[VORLIEGENDER TEXT]
· · · ·

Rezension

Eine Reise nach Berlin - und in die Vergangenheit

Winterfeldtstraße, 2. Stock - Johanna Friedrich

Winterfeldtstraße, 2. Stock
von Johanna Friedrich

Berlin ist immer eine Reise wert, erst recht eine Zeitreise, erst recht eine Reise in die 20er Jahre dieser Stadt, erst recht zu so spannenden Menschen, wie sie uns in diesem Buch begegnen.

Charlotte Berglas hat ihren Mann Albert verloren, man hat seine Leiche aus dem Landwehrkanal gefischt. Die Polizei will einen Selbstmord sehen, Charlotte glaubt weder diese Variante noch daran, dass Alberts Tod ein Unfall war. Charlotte ist zu diesem Zeitpunkt im fünften Monat schwanger und weiß nicht, wir ihr Leben weitergehen soll.

· · · ·

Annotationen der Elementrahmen
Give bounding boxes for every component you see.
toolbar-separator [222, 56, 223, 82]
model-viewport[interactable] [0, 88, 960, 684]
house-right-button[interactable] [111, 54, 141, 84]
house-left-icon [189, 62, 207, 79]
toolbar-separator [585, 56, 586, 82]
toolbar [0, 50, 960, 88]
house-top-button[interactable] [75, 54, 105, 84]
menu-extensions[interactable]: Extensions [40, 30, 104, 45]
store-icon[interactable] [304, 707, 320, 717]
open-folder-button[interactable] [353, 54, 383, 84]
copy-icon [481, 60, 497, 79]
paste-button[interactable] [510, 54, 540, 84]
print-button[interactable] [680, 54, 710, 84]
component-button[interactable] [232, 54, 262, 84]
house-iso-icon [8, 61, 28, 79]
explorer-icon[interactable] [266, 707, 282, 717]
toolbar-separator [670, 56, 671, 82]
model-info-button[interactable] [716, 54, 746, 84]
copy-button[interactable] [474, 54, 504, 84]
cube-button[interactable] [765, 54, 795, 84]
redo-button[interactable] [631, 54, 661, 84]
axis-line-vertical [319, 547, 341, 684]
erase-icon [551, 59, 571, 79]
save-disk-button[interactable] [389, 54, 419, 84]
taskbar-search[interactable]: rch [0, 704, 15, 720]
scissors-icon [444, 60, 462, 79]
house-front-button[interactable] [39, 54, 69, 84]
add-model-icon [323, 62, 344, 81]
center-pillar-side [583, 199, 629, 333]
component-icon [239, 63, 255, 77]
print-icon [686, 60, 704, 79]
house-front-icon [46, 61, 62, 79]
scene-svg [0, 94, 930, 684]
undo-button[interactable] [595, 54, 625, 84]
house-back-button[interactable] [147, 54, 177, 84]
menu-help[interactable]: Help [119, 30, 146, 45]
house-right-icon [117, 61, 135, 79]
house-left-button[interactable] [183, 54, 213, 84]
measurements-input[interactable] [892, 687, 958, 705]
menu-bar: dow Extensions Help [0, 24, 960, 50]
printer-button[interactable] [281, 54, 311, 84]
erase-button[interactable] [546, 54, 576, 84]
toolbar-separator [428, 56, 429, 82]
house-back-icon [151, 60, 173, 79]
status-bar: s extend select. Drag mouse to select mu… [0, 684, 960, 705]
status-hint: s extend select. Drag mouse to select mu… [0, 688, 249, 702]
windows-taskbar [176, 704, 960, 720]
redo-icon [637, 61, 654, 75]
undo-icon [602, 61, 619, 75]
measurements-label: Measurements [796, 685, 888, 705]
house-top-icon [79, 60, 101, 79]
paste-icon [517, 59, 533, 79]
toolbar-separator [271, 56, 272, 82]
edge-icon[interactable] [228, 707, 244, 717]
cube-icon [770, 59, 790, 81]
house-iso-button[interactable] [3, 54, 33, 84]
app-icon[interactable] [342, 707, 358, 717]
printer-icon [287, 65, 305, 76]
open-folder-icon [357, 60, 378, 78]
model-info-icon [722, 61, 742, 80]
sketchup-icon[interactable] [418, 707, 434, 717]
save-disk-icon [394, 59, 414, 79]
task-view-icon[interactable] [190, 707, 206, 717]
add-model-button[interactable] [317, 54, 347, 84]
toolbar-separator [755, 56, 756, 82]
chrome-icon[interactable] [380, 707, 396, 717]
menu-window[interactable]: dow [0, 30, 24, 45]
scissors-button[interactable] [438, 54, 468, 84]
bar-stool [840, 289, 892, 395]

· · · ·

[DIE AUFGABE]
Wo wurde laut der Buchrezension die Leiche von Albert gefunden?

[ANTWORT]
Im Landwehrkanal.